- [Written instruction]: Search the material for "Fitted" and show all lines that contain it.

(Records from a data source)
☆ ☆ ☆
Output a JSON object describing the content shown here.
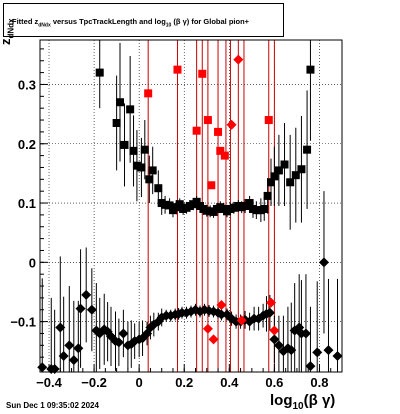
{
  "title": "Fitted  z_dNdx  versus TpcTrackLength and log10 (β γ) for Global pion+",
  "title_parts": {
    "pre": "Fitted  z",
    "sub": "dNdx",
    "mid": "  versus TpcTrackLength and log",
    "sub2": "10",
    "post": " (β γ) for Global pion+"
  },
  "timestamp": "Sun Dec  1 09:35:02 2024",
  "xlabel_parts": {
    "pre": "log",
    "sub": "10",
    "post": "(β γ)"
  },
  "ylabel_parts": {
    "pre": "z",
    "sub": "dNdx"
  },
  "chart_data": {
    "type": "scatter",
    "xlim": [
      -0.44,
      0.9
    ],
    "ylim": [
      -0.185,
      0.375
    ],
    "x_ticks": [
      -0.4,
      -0.2,
      0,
      0.2,
      0.4,
      0.6,
      0.8
    ],
    "x_tick_labels": [
      "−0.4",
      "−0.2",
      "0",
      "0.2",
      "0.4",
      "0.6",
      "0.8"
    ],
    "y_ticks": [
      -0.1,
      0,
      0.1,
      0.2,
      0.3
    ],
    "y_tick_labels": [
      "−0.1",
      "0",
      "0.1",
      "0.2",
      "0.3"
    ],
    "grid": true,
    "vertical_lines": [
      0.04,
      0.17,
      0.255,
      0.28,
      0.305,
      0.35,
      0.385,
      0.405,
      0.44,
      0.465,
      0.575,
      0.6
    ],
    "vertical_line_color": "#cc0000",
    "series": [
      {
        "marker": "square",
        "color": "#000000",
        "points": [
          [
            -0.175,
            0.32,
            0.06
          ],
          [
            -0.1,
            0.235,
            0.08
          ],
          [
            -0.085,
            0.27,
            0.1
          ],
          [
            -0.065,
            0.198,
            0.07
          ],
          [
            -0.04,
            0.258,
            0.09
          ],
          [
            -0.025,
            0.188,
            0.06
          ],
          [
            -0.01,
            0.163,
            0.06
          ],
          [
            0.01,
            0.16,
            0.05
          ],
          [
            0.025,
            0.19,
            0.05
          ],
          [
            0.045,
            0.14,
            0.04
          ],
          [
            0.06,
            0.155,
            0.04
          ],
          [
            0.085,
            0.125,
            0.03
          ],
          [
            0.1,
            0.1,
            0.02
          ],
          [
            0.115,
            0.097,
            0.015
          ],
          [
            0.135,
            0.096,
            0.012
          ],
          [
            0.15,
            0.088,
            0.012
          ],
          [
            0.165,
            0.093,
            0.012
          ],
          [
            0.18,
            0.098,
            0.01
          ],
          [
            0.195,
            0.09,
            0.01
          ],
          [
            0.21,
            0.092,
            0.01
          ],
          [
            0.225,
            0.095,
            0.01
          ],
          [
            0.24,
            0.098,
            0.01
          ],
          [
            0.255,
            0.102,
            0.01
          ],
          [
            0.27,
            0.095,
            0.01
          ],
          [
            0.285,
            0.09,
            0.01
          ],
          [
            0.3,
            0.087,
            0.01
          ],
          [
            0.315,
            0.086,
            0.01
          ],
          [
            0.33,
            0.085,
            0.01
          ],
          [
            0.345,
            0.09,
            0.01
          ],
          [
            0.36,
            0.093,
            0.01
          ],
          [
            0.375,
            0.09,
            0.01
          ],
          [
            0.39,
            0.086,
            0.01
          ],
          [
            0.405,
            0.09,
            0.01
          ],
          [
            0.42,
            0.092,
            0.01
          ],
          [
            0.44,
            0.095,
            0.01
          ],
          [
            0.455,
            0.093,
            0.01
          ],
          [
            0.47,
            0.095,
            0.012
          ],
          [
            0.49,
            0.1,
            0.012
          ],
          [
            0.505,
            0.09,
            0.015
          ],
          [
            0.52,
            0.088,
            0.015
          ],
          [
            0.54,
            0.088,
            0.02
          ],
          [
            0.555,
            0.09,
            0.02
          ],
          [
            0.57,
            0.112,
            0.03
          ],
          [
            0.585,
            0.135,
            0.04
          ],
          [
            0.6,
            0.145,
            0.05
          ],
          [
            0.62,
            0.155,
            0.06
          ],
          [
            0.645,
            0.165,
            0.07
          ],
          [
            0.67,
            0.135,
            0.08
          ],
          [
            0.695,
            0.147,
            0.08
          ],
          [
            0.72,
            0.157,
            0.09
          ],
          [
            0.745,
            0.19,
            0.1
          ],
          [
            0.76,
            0.325,
            0.12
          ]
        ]
      },
      {
        "marker": "square",
        "color": "#ff0000",
        "points": [
          [
            0.04,
            0.285
          ],
          [
            0.17,
            0.325
          ],
          [
            0.255,
            0.222
          ],
          [
            0.28,
            0.318
          ],
          [
            0.305,
            0.24
          ],
          [
            0.32,
            0.13
          ],
          [
            0.35,
            0.22
          ],
          [
            0.36,
            0.188
          ],
          [
            0.38,
            0.18
          ],
          [
            0.575,
            0.24
          ]
        ]
      },
      {
        "marker": "diamond",
        "color": "#000000",
        "points": [
          [
            -0.43,
            -0.177,
            0.15
          ],
          [
            -0.39,
            -0.18,
            0.12
          ],
          [
            -0.375,
            -0.18,
            0.1
          ],
          [
            -0.35,
            -0.11,
            0.12
          ],
          [
            -0.335,
            -0.158,
            0.1
          ],
          [
            -0.31,
            -0.14,
            0.1
          ],
          [
            -0.29,
            -0.165,
            0.1
          ],
          [
            -0.27,
            -0.145,
            0.08
          ],
          [
            -0.26,
            -0.078,
            0.1
          ],
          [
            -0.235,
            -0.055,
            0.08
          ],
          [
            -0.21,
            -0.08,
            0.07
          ],
          [
            -0.19,
            -0.115,
            0.08
          ],
          [
            -0.175,
            -0.12,
            0.06
          ],
          [
            -0.155,
            -0.113,
            0.06
          ],
          [
            -0.14,
            -0.117,
            0.05
          ],
          [
            -0.125,
            -0.125,
            0.05
          ],
          [
            -0.105,
            -0.133,
            0.05
          ],
          [
            -0.09,
            -0.135,
            0.04
          ],
          [
            -0.07,
            -0.12,
            0.04
          ],
          [
            -0.05,
            -0.14,
            0.04
          ],
          [
            -0.035,
            -0.138,
            0.04
          ],
          [
            -0.02,
            -0.133,
            0.03
          ],
          [
            0.0,
            -0.13,
            0.03
          ],
          [
            0.015,
            -0.128,
            0.03
          ],
          [
            0.035,
            -0.12,
            0.02
          ],
          [
            0.05,
            -0.11,
            0.02
          ],
          [
            0.065,
            -0.105,
            0.02
          ],
          [
            0.085,
            -0.1,
            0.015
          ],
          [
            0.1,
            -0.093,
            0.015
          ],
          [
            0.12,
            -0.09,
            0.01
          ],
          [
            0.14,
            -0.09,
            0.01
          ],
          [
            0.16,
            -0.088,
            0.01
          ],
          [
            0.175,
            -0.087,
            0.01
          ],
          [
            0.19,
            -0.085,
            0.01
          ],
          [
            0.21,
            -0.085,
            0.01
          ],
          [
            0.23,
            -0.083,
            0.01
          ],
          [
            0.25,
            -0.08,
            0.01
          ],
          [
            0.27,
            -0.083,
            0.01
          ],
          [
            0.29,
            -0.08,
            0.01
          ],
          [
            0.31,
            -0.082,
            0.01
          ],
          [
            0.33,
            -0.083,
            0.01
          ],
          [
            0.35,
            -0.085,
            0.01
          ],
          [
            0.365,
            -0.088,
            0.01
          ],
          [
            0.39,
            -0.088,
            0.01
          ],
          [
            0.41,
            -0.095,
            0.012
          ],
          [
            0.43,
            -0.1,
            0.012
          ],
          [
            0.45,
            -0.1,
            0.012
          ],
          [
            0.47,
            -0.097,
            0.015
          ],
          [
            0.49,
            -0.1,
            0.015
          ],
          [
            0.51,
            -0.095,
            0.02
          ],
          [
            0.53,
            -0.095,
            0.02
          ],
          [
            0.55,
            -0.09,
            0.02
          ],
          [
            0.565,
            -0.087,
            0.03
          ],
          [
            0.58,
            -0.085,
            0.03
          ],
          [
            0.6,
            -0.13,
            0.04
          ],
          [
            0.62,
            -0.14,
            0.05
          ],
          [
            0.64,
            -0.15,
            0.06
          ],
          [
            0.66,
            -0.145,
            0.07
          ],
          [
            0.675,
            -0.148,
            0.08
          ],
          [
            0.69,
            -0.115,
            0.08
          ],
          [
            0.71,
            -0.11,
            0.09
          ],
          [
            0.72,
            -0.12,
            0.09
          ],
          [
            0.74,
            -0.12,
            0.1
          ],
          [
            0.76,
            -0.175,
            0.1
          ],
          [
            0.79,
            -0.152,
            0.12
          ],
          [
            0.82,
            0.0,
            0.12
          ],
          [
            0.84,
            -0.148,
            0.12
          ],
          [
            0.88,
            -0.158,
            0.13
          ]
        ]
      },
      {
        "marker": "diamond",
        "color": "#ff0000",
        "points": [
          [
            0.305,
            -0.112
          ],
          [
            0.33,
            -0.13
          ],
          [
            0.365,
            -0.072
          ],
          [
            0.41,
            0.232
          ],
          [
            0.44,
            0.342
          ],
          [
            0.455,
            -0.098
          ],
          [
            0.585,
            -0.068
          ],
          [
            0.6,
            -0.115
          ]
        ]
      }
    ]
  }
}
☆ ☆ ☆
- [Written solution]:
  "title": "Fitted  z_dNdx  versus TpcTrackLength and log10 (β γ) for Global pion+",
    "pre": "Fitted  z",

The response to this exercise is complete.